═════ EXTRACTED MATERIAL

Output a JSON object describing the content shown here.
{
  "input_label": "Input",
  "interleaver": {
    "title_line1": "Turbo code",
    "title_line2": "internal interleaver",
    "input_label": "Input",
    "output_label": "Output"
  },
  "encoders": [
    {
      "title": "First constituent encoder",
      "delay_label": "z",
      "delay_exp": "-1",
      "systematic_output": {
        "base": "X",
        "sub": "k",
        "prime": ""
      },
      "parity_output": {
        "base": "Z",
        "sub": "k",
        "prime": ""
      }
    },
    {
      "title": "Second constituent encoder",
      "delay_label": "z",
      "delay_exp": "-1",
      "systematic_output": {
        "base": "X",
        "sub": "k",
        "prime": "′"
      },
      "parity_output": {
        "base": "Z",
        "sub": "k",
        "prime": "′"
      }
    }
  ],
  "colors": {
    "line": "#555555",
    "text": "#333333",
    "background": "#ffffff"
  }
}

══════════

* WHAT TO DO: List all lines where "constituent" occurs.

* OUTPUT OF THE TASK:
      "title": "First constituent encoder",
      "title": "Second constituent encoder",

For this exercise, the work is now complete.